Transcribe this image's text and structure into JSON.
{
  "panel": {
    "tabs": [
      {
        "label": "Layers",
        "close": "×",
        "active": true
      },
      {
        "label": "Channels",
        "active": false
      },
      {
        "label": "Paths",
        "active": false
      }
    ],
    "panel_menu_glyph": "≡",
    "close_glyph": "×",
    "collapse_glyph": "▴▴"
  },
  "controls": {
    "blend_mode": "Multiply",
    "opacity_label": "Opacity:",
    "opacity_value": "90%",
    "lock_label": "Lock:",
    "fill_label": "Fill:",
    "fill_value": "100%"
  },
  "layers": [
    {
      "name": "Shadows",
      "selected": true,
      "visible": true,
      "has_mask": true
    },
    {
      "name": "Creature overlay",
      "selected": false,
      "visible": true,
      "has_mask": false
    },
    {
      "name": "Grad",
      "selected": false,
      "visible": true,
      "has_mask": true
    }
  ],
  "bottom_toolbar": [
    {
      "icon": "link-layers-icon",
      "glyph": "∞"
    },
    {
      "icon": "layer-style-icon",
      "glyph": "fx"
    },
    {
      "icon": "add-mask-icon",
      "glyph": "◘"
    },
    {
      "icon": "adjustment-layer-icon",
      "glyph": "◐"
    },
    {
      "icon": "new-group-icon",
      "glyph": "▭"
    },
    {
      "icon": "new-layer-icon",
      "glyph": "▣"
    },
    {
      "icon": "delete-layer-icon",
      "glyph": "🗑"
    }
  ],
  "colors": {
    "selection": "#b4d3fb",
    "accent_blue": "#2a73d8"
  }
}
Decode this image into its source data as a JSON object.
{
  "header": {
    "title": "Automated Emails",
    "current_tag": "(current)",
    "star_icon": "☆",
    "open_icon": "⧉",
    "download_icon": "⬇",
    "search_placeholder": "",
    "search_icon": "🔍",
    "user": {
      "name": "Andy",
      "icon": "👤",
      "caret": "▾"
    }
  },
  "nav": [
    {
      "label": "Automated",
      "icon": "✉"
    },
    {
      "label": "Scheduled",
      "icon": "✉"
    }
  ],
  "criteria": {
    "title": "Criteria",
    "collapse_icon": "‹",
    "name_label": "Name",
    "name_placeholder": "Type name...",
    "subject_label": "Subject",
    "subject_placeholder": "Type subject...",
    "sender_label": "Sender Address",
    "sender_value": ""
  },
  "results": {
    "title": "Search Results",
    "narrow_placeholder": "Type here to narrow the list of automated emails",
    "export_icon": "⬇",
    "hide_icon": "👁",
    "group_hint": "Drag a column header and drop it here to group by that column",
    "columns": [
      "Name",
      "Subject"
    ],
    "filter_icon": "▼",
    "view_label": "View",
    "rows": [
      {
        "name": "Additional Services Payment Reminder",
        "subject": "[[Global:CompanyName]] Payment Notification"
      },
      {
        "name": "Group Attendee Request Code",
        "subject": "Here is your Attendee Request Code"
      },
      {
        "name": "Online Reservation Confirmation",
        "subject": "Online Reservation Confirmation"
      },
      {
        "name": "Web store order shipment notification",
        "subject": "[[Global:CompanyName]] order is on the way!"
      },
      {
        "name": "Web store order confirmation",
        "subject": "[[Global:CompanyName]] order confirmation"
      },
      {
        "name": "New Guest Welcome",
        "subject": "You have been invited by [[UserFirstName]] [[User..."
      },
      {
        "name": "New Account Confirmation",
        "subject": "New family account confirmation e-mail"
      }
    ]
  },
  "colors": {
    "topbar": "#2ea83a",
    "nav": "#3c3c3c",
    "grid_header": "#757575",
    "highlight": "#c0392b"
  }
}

-=-=-=-=-

### The task
Gather each line holding the string "order".

### Exercise solution
        "name": "Web store order shipment notification",
        "subject": "[[Global:CompanyName]] order is on the way!"
        "name": "Web store order confirmation",
        "subject": "[[Global:CompanyName]] order confirmation"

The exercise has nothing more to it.